EXERCISE GOAL:
All entries below are to be set down again, identical to the source.

DATASET ROWS:
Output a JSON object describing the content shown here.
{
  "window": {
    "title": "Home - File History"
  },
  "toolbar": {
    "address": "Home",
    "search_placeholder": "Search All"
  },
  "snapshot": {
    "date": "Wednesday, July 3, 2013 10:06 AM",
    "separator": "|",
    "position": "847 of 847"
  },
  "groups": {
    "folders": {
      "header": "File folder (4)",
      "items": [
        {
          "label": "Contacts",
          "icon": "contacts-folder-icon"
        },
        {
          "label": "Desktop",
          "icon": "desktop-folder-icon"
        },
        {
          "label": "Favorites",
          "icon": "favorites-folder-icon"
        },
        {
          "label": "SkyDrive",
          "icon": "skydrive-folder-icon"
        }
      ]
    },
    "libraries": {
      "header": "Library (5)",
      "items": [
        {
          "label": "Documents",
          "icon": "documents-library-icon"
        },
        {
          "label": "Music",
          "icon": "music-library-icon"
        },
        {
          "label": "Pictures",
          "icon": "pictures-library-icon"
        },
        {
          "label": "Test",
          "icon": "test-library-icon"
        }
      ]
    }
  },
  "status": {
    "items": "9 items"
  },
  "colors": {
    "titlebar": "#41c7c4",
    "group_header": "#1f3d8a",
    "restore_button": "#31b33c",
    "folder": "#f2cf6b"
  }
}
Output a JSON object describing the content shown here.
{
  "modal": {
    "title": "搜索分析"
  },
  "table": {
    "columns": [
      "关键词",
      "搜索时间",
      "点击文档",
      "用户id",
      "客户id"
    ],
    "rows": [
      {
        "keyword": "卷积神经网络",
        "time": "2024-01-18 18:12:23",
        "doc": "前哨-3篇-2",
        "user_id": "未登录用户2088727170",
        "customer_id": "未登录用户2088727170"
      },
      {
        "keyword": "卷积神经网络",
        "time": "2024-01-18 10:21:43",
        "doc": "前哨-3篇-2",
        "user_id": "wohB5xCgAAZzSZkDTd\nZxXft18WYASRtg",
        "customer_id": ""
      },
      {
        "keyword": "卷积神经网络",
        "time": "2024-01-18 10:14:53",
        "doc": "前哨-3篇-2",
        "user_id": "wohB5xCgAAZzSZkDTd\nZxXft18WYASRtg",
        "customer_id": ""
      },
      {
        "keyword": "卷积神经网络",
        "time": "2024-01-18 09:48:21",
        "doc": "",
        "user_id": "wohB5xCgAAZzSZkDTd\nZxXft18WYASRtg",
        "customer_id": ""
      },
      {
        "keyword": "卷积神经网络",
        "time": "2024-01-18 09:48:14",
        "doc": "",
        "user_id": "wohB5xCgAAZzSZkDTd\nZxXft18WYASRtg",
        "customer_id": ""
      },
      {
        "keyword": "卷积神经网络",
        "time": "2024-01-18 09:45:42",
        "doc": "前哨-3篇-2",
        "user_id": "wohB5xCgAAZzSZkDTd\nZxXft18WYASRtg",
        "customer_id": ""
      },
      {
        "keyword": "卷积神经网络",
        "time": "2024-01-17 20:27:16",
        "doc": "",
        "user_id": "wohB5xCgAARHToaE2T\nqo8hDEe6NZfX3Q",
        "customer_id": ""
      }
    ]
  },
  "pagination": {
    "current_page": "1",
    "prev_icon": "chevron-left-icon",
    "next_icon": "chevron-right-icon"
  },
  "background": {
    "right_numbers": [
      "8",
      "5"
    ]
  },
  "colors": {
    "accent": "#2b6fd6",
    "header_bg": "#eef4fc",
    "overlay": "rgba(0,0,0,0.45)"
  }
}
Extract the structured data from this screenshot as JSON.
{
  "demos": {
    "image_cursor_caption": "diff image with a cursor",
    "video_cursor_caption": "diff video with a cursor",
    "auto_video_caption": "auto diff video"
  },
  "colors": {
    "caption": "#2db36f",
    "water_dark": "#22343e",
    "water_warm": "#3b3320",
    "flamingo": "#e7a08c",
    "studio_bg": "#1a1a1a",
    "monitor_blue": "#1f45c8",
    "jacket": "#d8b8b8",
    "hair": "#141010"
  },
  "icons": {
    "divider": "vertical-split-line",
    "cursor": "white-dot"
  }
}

EXERCISE SOLUTION:
Output a JSON object describing the content shown here.
{
  "window": {
    "title": "Home - File History"
  },
  "toolbar": {
    "address": "Home",
    "search_placeholder": "Search All"
  },
  "snapshot": {
    "date": "Wednesday, July 3, 2013 10:06 AM",
    "separator": "|",
    "position": "847 of 847"
  },
  "groups": {
    "folders": {
      "header": "File folder (4)",
      "items": [
        {
          "label": "Contacts",
          "icon": "contacts-folder-icon"
        },
        {
          "label": "Desktop",
          "icon": "desktop-folder-icon"
        },
        {
          "label": "Favorites",
          "icon": "favorites-folder-icon"
        },
        {
          "label": "SkyDrive",
          "icon": "skydrive-folder-icon"
        }
      ]
    },
    "libraries": {
      "header": "Library (5)",
      "items": [
        {
          "label": "Documents",
          "icon": "documents-library-icon"
        },
        {
          "label": "Music",
          "icon": "music-library-icon"
        },
        {
          "label": "Pictures",
          "icon": "pictures-library-icon"
        },
        {
          "label": "Test",
          "icon": "test-library-icon"
        }
      ]
    }
  },
  "status": {
    "items": "9 items"
  },
  "colors": {
    "titlebar": "#41c7c4",
    "group_header": "#1f3d8a",
    "restore_button": "#31b33c",
    "folder": "#f2cf6b"
  }
}
Output a JSON object describing the content shown here.
{
  "modal": {
    "title": "搜索分析"
  },
  "table": {
    "columns": [
      "关键词",
      "搜索时间",
      "点击文档",
      "用户id",
      "客户id"
    ],
    "rows": [
      {
        "keyword": "卷积神经网络",
        "time": "2024-01-18 18:12:23",
        "doc": "前哨-3篇-2",
        "user_id": "未登录用户2088727170",
        "customer_id": "未登录用户2088727170"
      },
      {
        "keyword": "卷积神经网络",
        "time": "2024-01-18 10:21:43",
        "doc": "前哨-3篇-2",
        "user_id": "wohB5xCgAAZzSZkDTd\nZxXft18WYASRtg",
        "customer_id": ""
      },
      {
        "keyword": "卷积神经网络",
        "time": "2024-01-18 10:14:53",
        "doc": "前哨-3篇-2",
        "user_id": "wohB5xCgAAZzSZkDTd\nZxXft18WYASRtg",
        "customer_id": ""
      },
      {
        "keyword": "卷积神经网络",
        "time": "2024-01-18 09:48:21",
        "doc": "",
        "user_id": "wohB5xCgAAZzSZkDTd\nZxXft18WYASRtg",
        "customer_id": ""
      },
      {
        "keyword": "卷积神经网络",
        "time": "2024-01-18 09:48:14",
        "doc": "",
        "user_id": "wohB5xCgAAZzSZkDTd\nZxXft18WYASRtg",
        "customer_id": ""
      },
      {
        "keyword": "卷积神经网络",
        "time": "2024-01-18 09:45:42",
        "doc": "前哨-3篇-2",
        "user_id": "wohB5xCgAAZzSZkDTd\nZxXft18WYASRtg",
        "customer_id": ""
      },
      {
        "keyword": "卷积神经网络",
        "time": "2024-01-17 20:27:16",
        "doc": "",
        "user_id": "wohB5xCgAARHToaE2T\nqo8hDEe6NZfX3Q",
        "customer_id": ""
      }
    ]
  },
  "pagination": {
    "current_page": "1",
    "prev_icon": "chevron-left-icon",
    "next_icon": "chevron-right-icon"
  },
  "background": {
    "right_numbers": [
      "8",
      "5"
    ]
  },
  "colors": {
    "accent": "#2b6fd6",
    "header_bg": "#eef4fc",
    "overlay": "rgba(0,0,0,0.45)"
  }
}
Extract the structured data from this screenshot as JSON.
{
  "demos": {
    "image_cursor_caption": "diff image with a cursor",
    "video_cursor_caption": "diff video with a cursor",
    "auto_video_caption": "auto diff video"
  },
  "colors": {
    "caption": "#2db36f",
    "water_dark": "#22343e",
    "water_warm": "#3b3320",
    "flamingo": "#e7a08c",
    "studio_bg": "#1a1a1a",
    "monitor_blue": "#1f45c8",
    "jacket": "#d8b8b8",
    "hair": "#141010"
  },
  "icons": {
    "divider": "vertical-split-line",
    "cursor": "white-dot"
  }
}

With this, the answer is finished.